EXERCISE
Transcribe all the entries word for word, skipping the pictures.

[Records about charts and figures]
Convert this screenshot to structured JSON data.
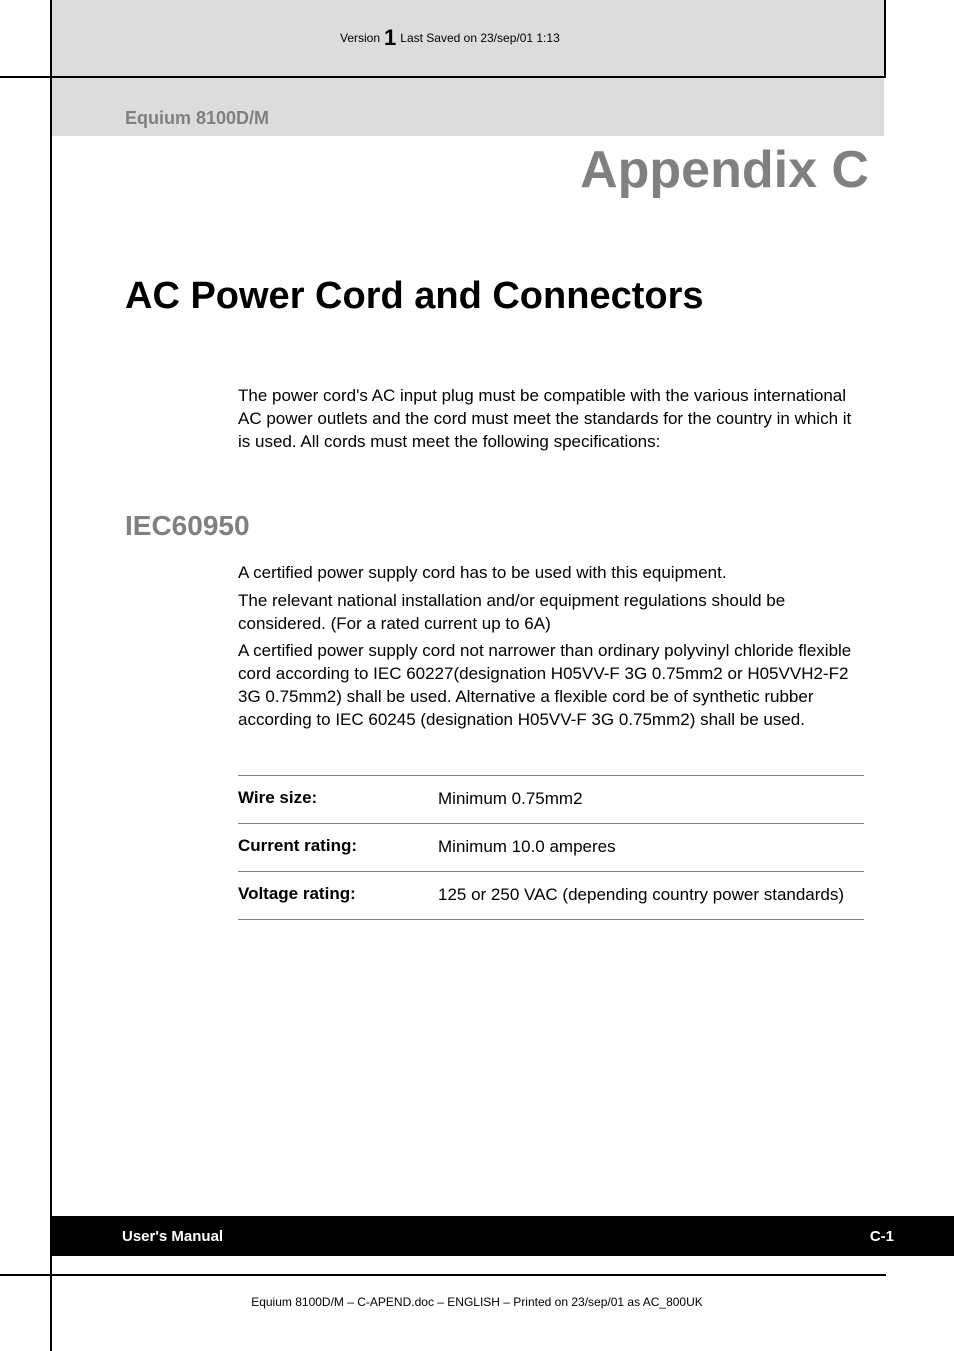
{
  "header": {
    "version_prefix": "Version",
    "version_number": "1",
    "last_saved": "Last Saved on 23/sep/01 1:13",
    "product_name": "Equium 8100D/M",
    "appendix_label": "Appendix C"
  },
  "main": {
    "title": "AC Power Cord and Connectors",
    "intro": "The power cord's AC input plug must be compatible with the various international AC power outlets and the cord must meet the standards for the country in which it is used. All cords must meet the following specifications:",
    "section_heading": "IEC60950",
    "para1": "A certified power supply cord has to be used with this equipment.",
    "para2": "The relevant national installation and/or equipment regulations should be considered. (For a rated current up to 6A)",
    "para3": "A certified power supply cord not narrower than ordinary polyvinyl chloride flexible cord according to IEC 60227(designation H05VV-F 3G 0.75mm2 or H05VVH2-F2 3G 0.75mm2) shall be used. Alternative a flexible cord be of synthetic rubber according to IEC 60245 (designation H05VV-F 3G 0.75mm2) shall be used."
  },
  "spec_table": {
    "rows": [
      {
        "label": "Wire size:",
        "value": "Minimum 0.75mm2"
      },
      {
        "label": "Current rating:",
        "value": "Minimum 10.0 amperes"
      },
      {
        "label": "Voltage rating:",
        "value": "125 or 250 VAC  (depending country power standards)"
      }
    ]
  },
  "footer": {
    "left": "User's Manual",
    "right": "C-1",
    "meta": "Equium 8100D/M  – C-APEND.doc – ENGLISH – Printed on 23/sep/01 as AC_800UK"
  },
  "colors": {
    "gray_header_bg": "#dcdcdc",
    "gray_text": "#808080",
    "black": "#000000",
    "white": "#ffffff",
    "border_gray": "#808080"
  },
  "typography": {
    "body_fontsize": 17,
    "title_fontsize": 38,
    "appendix_fontsize": 52,
    "section_heading_fontsize": 28,
    "footer_fontsize": 15,
    "meta_fontsize": 12
  }
}
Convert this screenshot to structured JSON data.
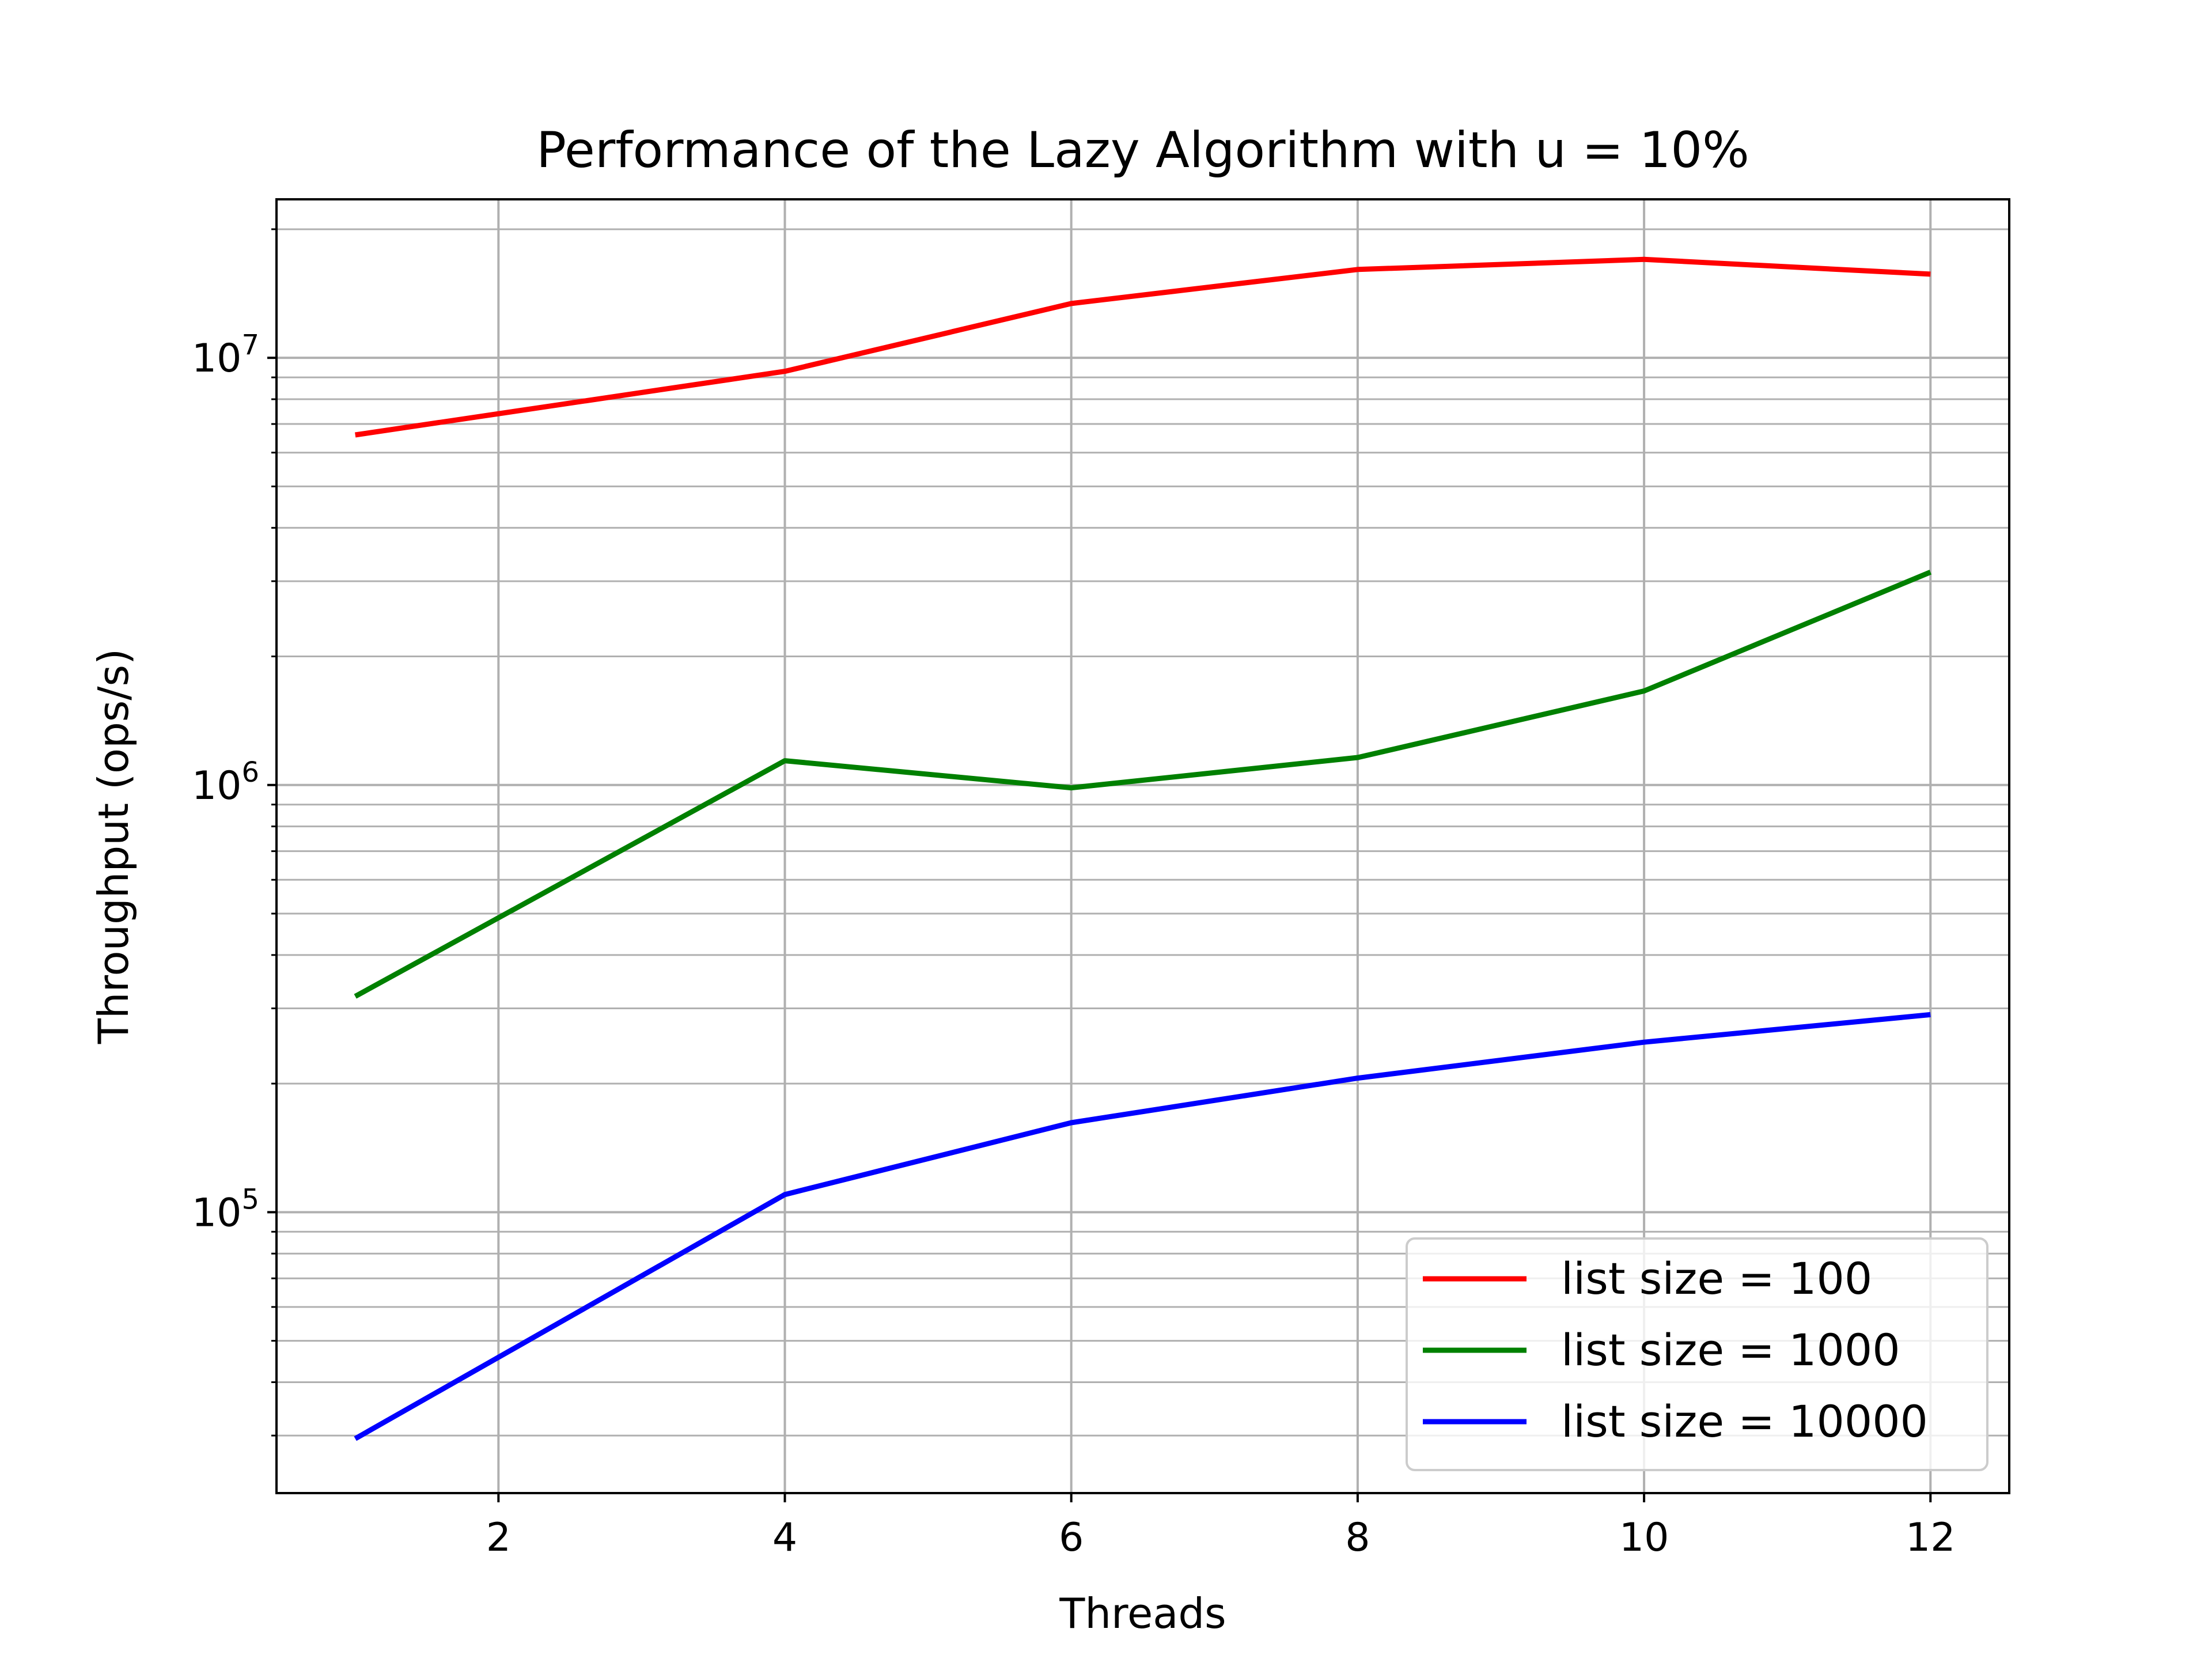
{
  "chart_data": {
    "type": "line",
    "title": "Performance of the Lazy Algorithm with u = 10%",
    "xlabel": "Threads",
    "ylabel": "Throughput (ops/s)",
    "yscale": "log",
    "grid": true,
    "grid_minor_y": true,
    "xlim": [
      0.45,
      12.55
    ],
    "ylim": [
      22000,
      23500000
    ],
    "x": [
      1,
      4,
      6,
      8,
      10,
      12
    ],
    "xticks": [
      2,
      4,
      6,
      8,
      10,
      12
    ],
    "yticks": [
      {
        "value": 100000,
        "base": "10",
        "exp": "5"
      },
      {
        "value": 1000000,
        "base": "10",
        "exp": "6"
      },
      {
        "value": 10000000,
        "base": "10",
        "exp": "7"
      }
    ],
    "legend_position": "lower-right",
    "series": [
      {
        "name": "list size = 100",
        "color": "#ff0000",
        "values": [
          6600000,
          9300000,
          13400000,
          16100000,
          17000000,
          15700000
        ]
      },
      {
        "name": "list size = 1000",
        "color": "#008000",
        "values": [
          320000,
          1140000,
          985000,
          1160000,
          1660000,
          3150000
        ]
      },
      {
        "name": "list size = 10000",
        "color": "#0000ff",
        "values": [
          29500,
          110000,
          162000,
          206000,
          250000,
          290000
        ]
      }
    ]
  }
}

EXERCISE RESULT
Convert this screenshot to structured JSON data.
{
  "header": {
    "version_prefix": "Version",
    "version_number": "1",
    "last_saved": "Last Saved on 23/sep/01 1:13",
    "product_name": "Equium 8100D/M",
    "appendix_label": "Appendix C"
  },
  "main": {
    "title": "AC Power Cord and Connectors",
    "intro": "The power cord's AC input plug must be compatible with the various international AC power outlets and the cord must meet the standards for the country in which it is used. All cords must meet the following specifications:",
    "section_heading": "IEC60950",
    "para1": "A certified power supply cord has to be used with this equipment.",
    "para2": "The relevant national installation and/or equipment regulations should be considered. (For a rated current up to 6A)",
    "para3": "A certified power supply cord not narrower than ordinary polyvinyl chloride flexible cord according to IEC 60227(designation H05VV-F 3G 0.75mm2 or H05VVH2-F2 3G 0.75mm2) shall be used. Alternative a flexible cord be of synthetic rubber according to IEC 60245 (designation H05VV-F 3G 0.75mm2) shall be used."
  },
  "spec_table": {
    "rows": [
      {
        "label": "Wire size:",
        "value": "Minimum 0.75mm2"
      },
      {
        "label": "Current rating:",
        "value": "Minimum 10.0 amperes"
      },
      {
        "label": "Voltage rating:",
        "value": "125 or 250 VAC  (depending country power standards)"
      }
    ]
  },
  "footer": {
    "left": "User's Manual",
    "right": "C-1",
    "meta": "Equium 8100D/M  – C-APEND.doc – ENGLISH – Printed on 23/sep/01 as AC_800UK"
  },
  "colors": {
    "gray_header_bg": "#dcdcdc",
    "gray_text": "#808080",
    "black": "#000000",
    "white": "#ffffff",
    "border_gray": "#808080"
  },
  "typography": {
    "body_fontsize": 17,
    "title_fontsize": 38,
    "appendix_fontsize": 52,
    "section_heading_fontsize": 28,
    "footer_fontsize": 15,
    "meta_fontsize": 12
  }
}
Convert this screenshot to structured JSON data.
{
  "chart_data": {
    "type": "line",
    "title": "Performance of the Lazy Algorithm with u = 10%",
    "xlabel": "Threads",
    "ylabel": "Throughput (ops/s)",
    "yscale": "log",
    "grid": true,
    "grid_minor_y": true,
    "xlim": [
      0.45,
      12.55
    ],
    "ylim": [
      22000,
      23500000
    ],
    "x": [
      1,
      4,
      6,
      8,
      10,
      12
    ],
    "xticks": [
      2,
      4,
      6,
      8,
      10,
      12
    ],
    "yticks": [
      {
        "value": 100000,
        "base": "10",
        "exp": "5"
      },
      {
        "value": 1000000,
        "base": "10",
        "exp": "6"
      },
      {
        "value": 10000000,
        "base": "10",
        "exp": "7"
      }
    ],
    "legend_position": "lower-right",
    "series": [
      {
        "name": "list size = 100",
        "color": "#ff0000",
        "values": [
          6600000,
          9300000,
          13400000,
          16100000,
          17000000,
          15700000
        ]
      },
      {
        "name": "list size = 1000",
        "color": "#008000",
        "values": [
          320000,
          1140000,
          985000,
          1160000,
          1660000,
          3150000
        ]
      },
      {
        "name": "list size = 10000",
        "color": "#0000ff",
        "values": [
          29500,
          110000,
          162000,
          206000,
          250000,
          290000
        ]
      }
    ]
  }
}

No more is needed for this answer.